Task to complete — Keep only those lines of the records that include the string "Neuen".

-- Start of Data supplied --

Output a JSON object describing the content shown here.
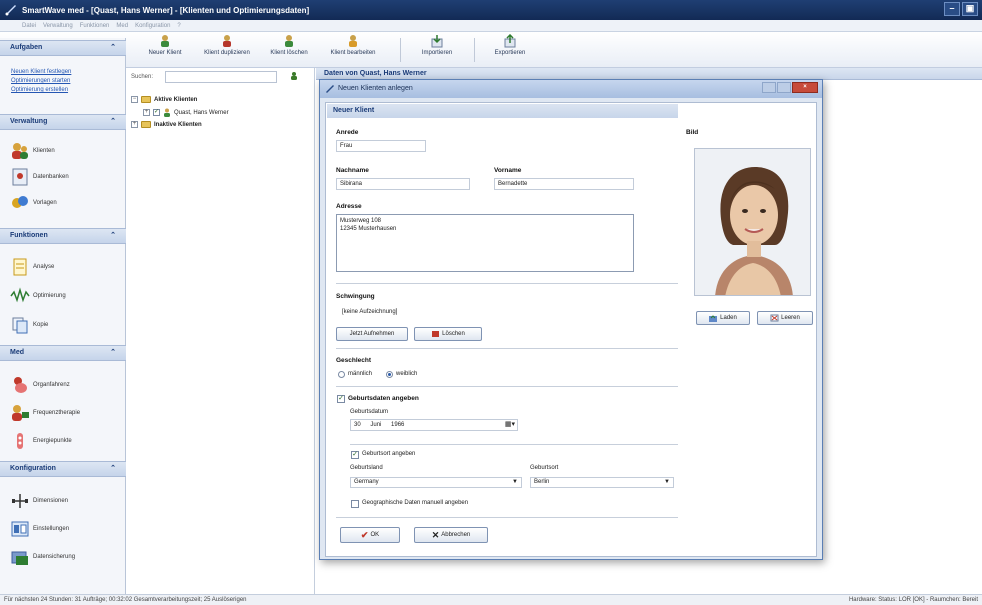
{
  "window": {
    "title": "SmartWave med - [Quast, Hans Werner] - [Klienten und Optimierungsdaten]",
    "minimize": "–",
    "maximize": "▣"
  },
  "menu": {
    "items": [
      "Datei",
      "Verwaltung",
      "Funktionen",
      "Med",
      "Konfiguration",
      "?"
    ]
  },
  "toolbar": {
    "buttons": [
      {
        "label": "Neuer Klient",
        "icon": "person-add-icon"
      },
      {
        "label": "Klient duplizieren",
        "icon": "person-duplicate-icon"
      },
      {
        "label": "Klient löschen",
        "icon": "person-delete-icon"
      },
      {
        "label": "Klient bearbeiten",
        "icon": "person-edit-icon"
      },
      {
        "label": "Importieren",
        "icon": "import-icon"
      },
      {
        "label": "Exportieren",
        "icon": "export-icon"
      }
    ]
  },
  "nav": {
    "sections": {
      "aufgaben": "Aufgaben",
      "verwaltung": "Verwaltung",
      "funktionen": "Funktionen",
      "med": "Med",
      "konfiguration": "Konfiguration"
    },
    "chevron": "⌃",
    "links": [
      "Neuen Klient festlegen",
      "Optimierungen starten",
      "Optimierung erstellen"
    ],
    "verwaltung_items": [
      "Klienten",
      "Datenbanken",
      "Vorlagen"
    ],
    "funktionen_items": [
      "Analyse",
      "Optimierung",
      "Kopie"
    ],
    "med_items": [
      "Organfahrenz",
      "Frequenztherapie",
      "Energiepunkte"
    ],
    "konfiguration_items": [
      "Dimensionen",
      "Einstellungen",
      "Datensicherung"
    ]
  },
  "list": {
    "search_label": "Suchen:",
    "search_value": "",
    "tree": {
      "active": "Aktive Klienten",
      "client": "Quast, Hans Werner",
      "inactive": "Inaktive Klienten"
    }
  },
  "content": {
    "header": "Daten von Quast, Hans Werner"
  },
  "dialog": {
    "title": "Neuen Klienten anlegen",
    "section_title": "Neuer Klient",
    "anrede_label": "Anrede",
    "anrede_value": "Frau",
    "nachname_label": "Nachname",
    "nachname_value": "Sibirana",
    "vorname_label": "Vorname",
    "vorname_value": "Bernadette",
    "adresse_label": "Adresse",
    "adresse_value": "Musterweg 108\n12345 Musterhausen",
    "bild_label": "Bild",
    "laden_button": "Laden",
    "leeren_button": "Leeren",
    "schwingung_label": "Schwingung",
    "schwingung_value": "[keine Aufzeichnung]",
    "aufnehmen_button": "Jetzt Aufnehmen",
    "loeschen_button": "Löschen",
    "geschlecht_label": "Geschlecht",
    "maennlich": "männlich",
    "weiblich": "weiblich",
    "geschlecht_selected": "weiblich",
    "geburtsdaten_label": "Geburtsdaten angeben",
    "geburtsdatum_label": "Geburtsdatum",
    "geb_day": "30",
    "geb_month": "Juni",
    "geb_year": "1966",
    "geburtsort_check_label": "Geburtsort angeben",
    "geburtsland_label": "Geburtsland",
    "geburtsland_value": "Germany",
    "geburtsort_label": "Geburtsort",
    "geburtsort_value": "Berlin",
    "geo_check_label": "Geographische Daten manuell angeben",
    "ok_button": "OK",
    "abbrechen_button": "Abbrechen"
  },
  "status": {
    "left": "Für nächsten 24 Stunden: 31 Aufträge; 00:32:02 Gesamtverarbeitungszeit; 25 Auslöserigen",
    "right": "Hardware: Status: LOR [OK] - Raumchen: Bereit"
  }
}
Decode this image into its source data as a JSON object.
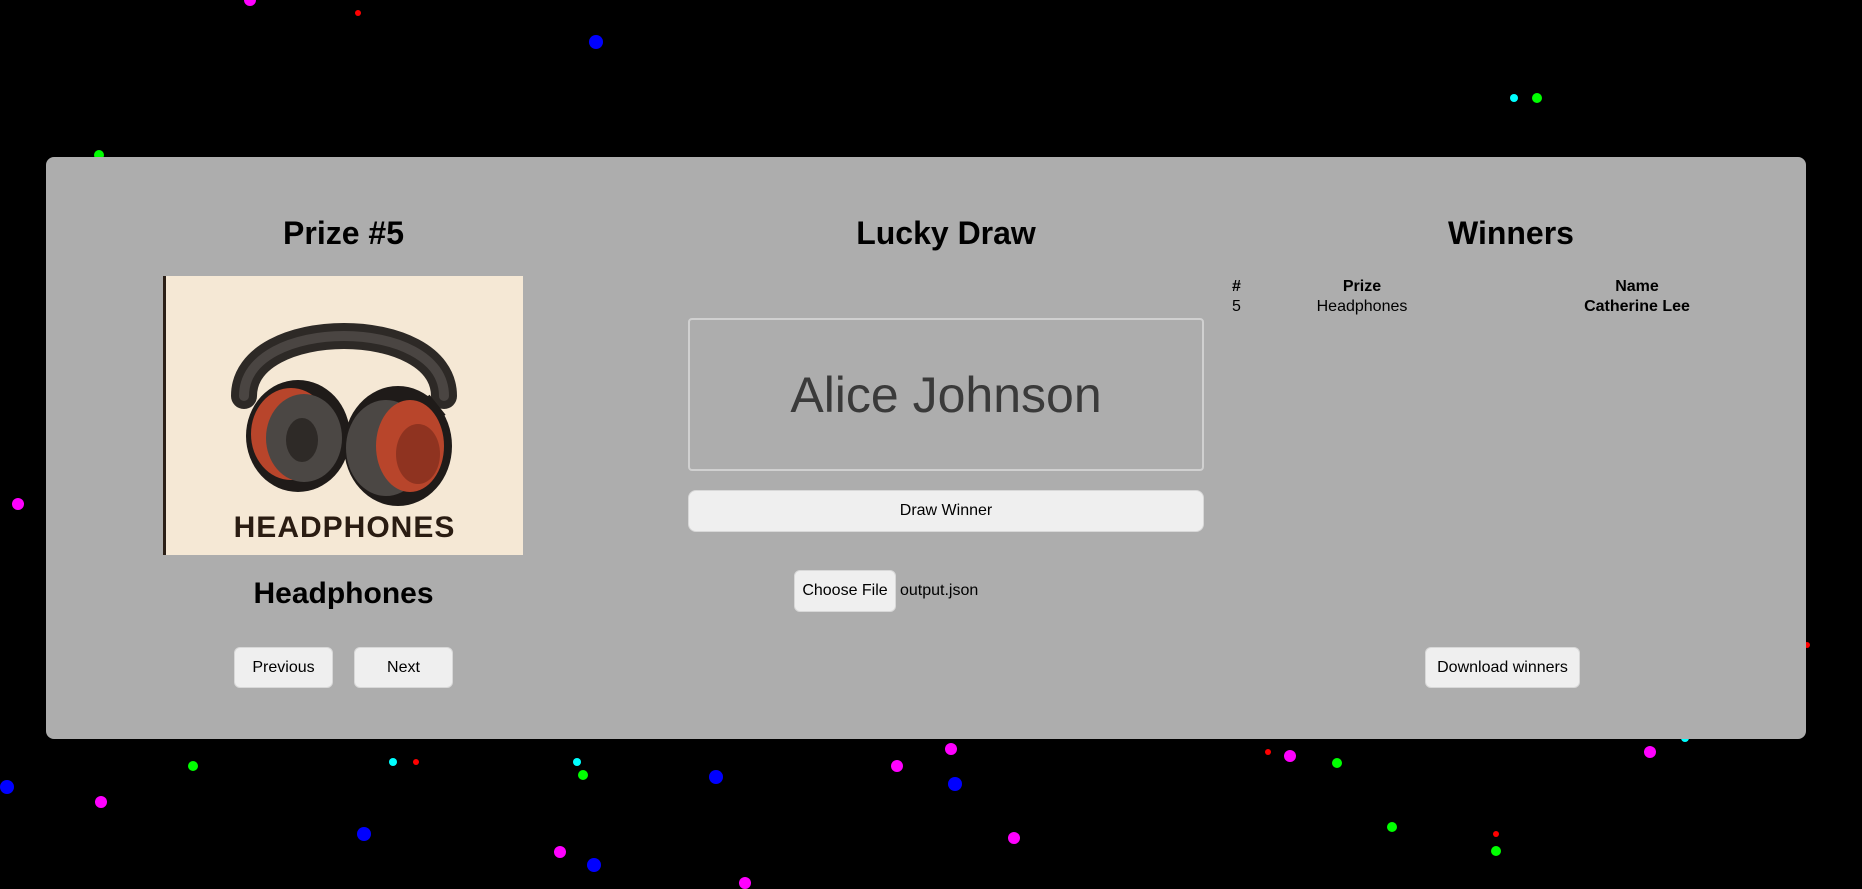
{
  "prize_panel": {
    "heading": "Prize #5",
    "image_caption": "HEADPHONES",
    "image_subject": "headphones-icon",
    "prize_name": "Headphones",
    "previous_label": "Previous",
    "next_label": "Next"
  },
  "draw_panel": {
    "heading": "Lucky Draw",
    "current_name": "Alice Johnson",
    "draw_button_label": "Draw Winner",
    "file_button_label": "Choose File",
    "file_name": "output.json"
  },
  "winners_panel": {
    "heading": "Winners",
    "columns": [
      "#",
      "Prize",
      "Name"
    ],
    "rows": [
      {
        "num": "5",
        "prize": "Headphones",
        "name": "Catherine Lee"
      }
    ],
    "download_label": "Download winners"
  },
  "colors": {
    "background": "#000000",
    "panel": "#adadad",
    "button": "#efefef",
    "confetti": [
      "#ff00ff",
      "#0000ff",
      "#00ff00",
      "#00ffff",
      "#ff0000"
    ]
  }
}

-- End of Data supplied --
-- Start of Data supplied --

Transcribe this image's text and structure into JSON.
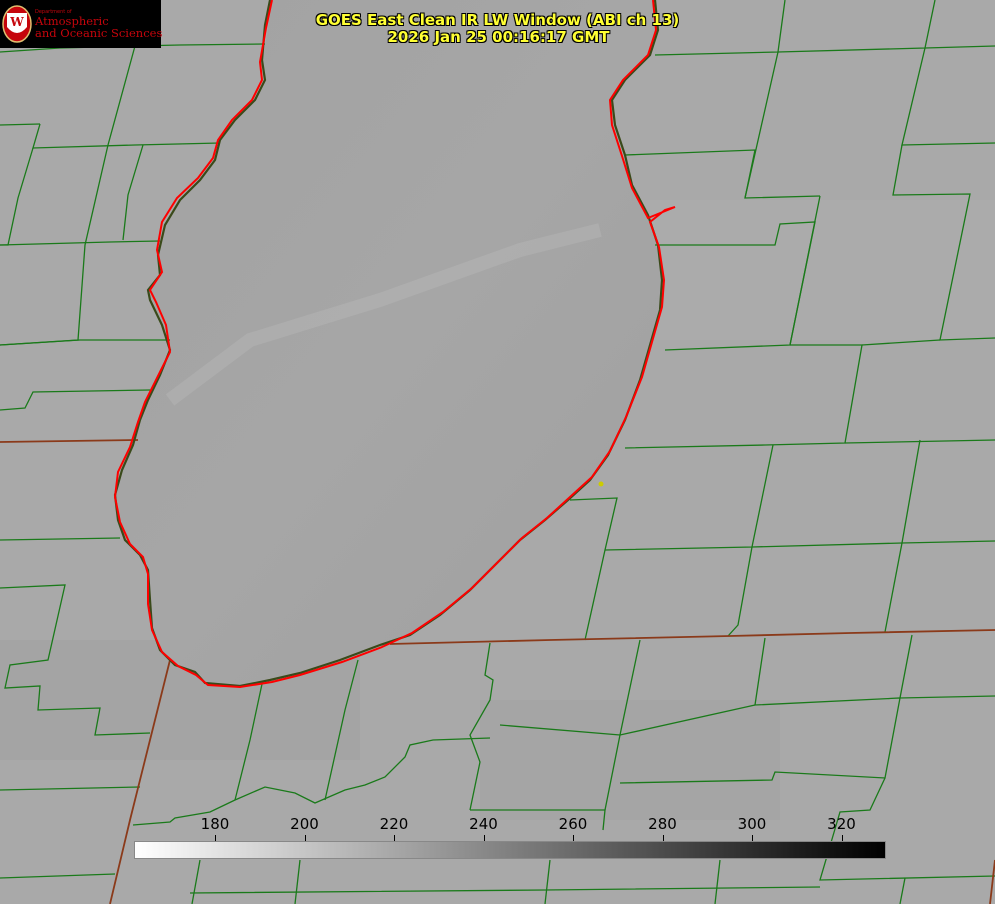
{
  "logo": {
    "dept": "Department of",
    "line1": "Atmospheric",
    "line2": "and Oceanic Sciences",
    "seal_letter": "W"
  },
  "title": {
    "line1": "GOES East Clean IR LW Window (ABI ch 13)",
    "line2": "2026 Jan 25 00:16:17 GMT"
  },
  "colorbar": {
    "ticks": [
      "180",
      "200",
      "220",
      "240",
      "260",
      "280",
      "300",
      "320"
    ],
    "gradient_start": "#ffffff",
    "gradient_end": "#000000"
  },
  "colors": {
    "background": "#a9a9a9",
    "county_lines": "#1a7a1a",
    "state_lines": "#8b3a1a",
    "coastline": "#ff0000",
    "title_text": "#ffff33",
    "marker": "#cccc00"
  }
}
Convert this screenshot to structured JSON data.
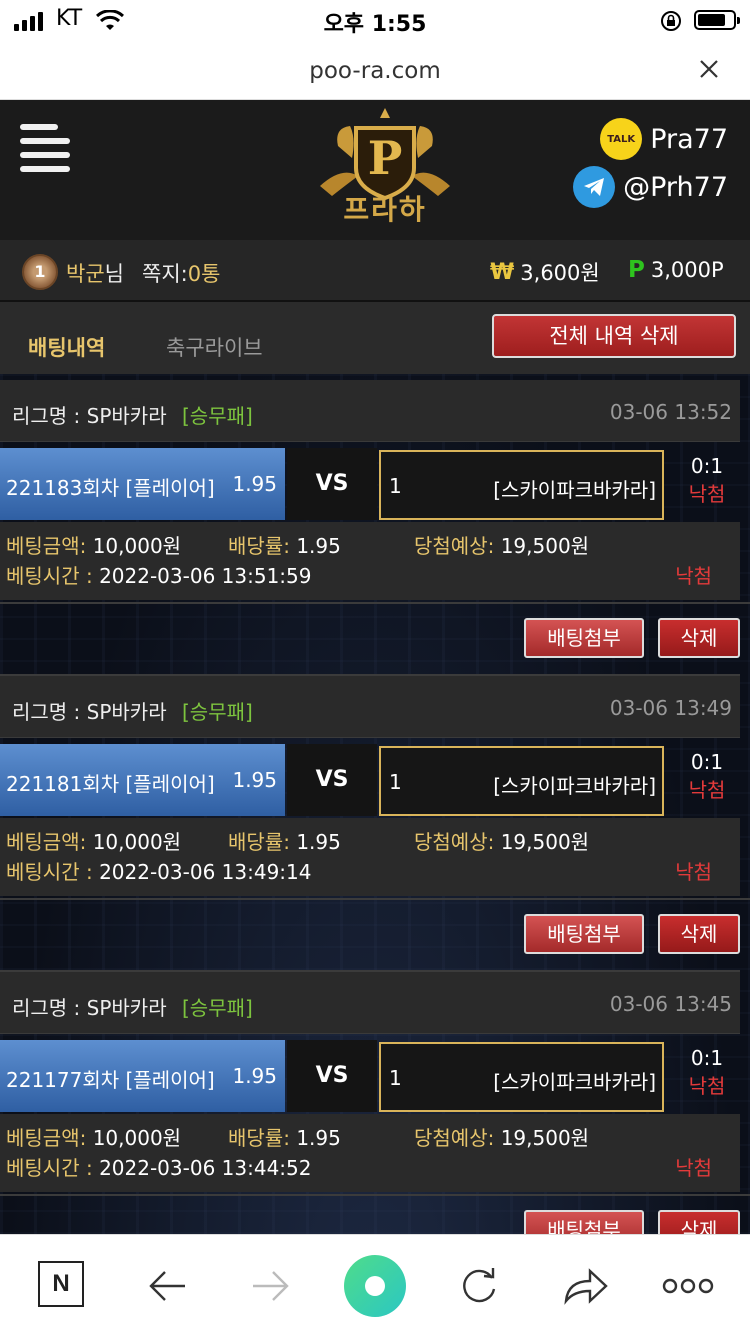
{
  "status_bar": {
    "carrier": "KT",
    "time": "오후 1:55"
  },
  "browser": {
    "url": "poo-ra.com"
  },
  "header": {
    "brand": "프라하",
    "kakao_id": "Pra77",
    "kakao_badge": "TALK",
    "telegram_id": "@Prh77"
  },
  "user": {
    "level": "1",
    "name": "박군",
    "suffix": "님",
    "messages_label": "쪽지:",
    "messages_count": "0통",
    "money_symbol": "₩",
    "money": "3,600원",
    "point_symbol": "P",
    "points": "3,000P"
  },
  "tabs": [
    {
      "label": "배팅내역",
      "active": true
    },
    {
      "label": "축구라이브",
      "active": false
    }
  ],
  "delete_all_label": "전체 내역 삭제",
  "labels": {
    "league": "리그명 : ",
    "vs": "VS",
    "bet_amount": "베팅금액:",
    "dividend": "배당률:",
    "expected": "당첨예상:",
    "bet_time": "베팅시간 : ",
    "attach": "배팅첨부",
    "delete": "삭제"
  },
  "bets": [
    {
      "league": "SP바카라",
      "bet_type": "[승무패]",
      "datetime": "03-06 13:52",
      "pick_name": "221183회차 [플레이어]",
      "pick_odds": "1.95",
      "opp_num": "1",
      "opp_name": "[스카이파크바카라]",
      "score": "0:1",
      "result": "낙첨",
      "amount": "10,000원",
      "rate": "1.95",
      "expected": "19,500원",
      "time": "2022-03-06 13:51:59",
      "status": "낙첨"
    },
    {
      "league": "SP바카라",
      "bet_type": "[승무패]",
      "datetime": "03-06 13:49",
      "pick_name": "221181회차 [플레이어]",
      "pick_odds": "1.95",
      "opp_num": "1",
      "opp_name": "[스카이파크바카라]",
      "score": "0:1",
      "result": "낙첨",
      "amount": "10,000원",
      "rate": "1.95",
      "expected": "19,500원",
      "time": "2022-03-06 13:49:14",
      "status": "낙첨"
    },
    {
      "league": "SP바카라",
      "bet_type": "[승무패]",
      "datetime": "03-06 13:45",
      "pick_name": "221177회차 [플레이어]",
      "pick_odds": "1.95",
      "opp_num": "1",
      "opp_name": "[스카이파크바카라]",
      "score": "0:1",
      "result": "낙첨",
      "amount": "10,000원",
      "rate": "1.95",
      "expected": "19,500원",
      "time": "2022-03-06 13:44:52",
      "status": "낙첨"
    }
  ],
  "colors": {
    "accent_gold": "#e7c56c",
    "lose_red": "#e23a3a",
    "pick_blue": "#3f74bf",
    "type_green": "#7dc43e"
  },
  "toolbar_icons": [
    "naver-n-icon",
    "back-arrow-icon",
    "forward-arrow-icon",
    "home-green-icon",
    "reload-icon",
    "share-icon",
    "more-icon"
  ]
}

-- End of Data supplied --
-- Start of Data supplied --

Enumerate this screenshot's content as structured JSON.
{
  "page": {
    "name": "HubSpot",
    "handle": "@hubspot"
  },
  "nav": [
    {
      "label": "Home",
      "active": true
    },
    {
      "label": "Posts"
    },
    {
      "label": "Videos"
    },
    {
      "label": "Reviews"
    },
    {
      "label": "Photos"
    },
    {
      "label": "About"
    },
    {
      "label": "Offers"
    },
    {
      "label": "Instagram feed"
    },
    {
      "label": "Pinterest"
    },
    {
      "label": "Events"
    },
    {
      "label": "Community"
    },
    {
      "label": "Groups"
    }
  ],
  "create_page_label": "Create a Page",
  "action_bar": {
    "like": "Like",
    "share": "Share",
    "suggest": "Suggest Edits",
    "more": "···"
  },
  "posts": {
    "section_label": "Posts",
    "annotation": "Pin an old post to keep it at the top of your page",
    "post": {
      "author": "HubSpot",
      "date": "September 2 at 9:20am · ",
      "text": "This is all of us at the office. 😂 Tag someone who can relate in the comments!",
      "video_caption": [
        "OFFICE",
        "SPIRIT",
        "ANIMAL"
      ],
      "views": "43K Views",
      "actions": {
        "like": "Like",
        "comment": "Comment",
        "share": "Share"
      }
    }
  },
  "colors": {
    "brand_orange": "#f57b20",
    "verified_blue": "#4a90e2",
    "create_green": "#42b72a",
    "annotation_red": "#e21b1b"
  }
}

-- End of Data supplied --

Finished answer —
      "Neuen Klient festlegen",
    "title": "Neuen Klienten anlegen",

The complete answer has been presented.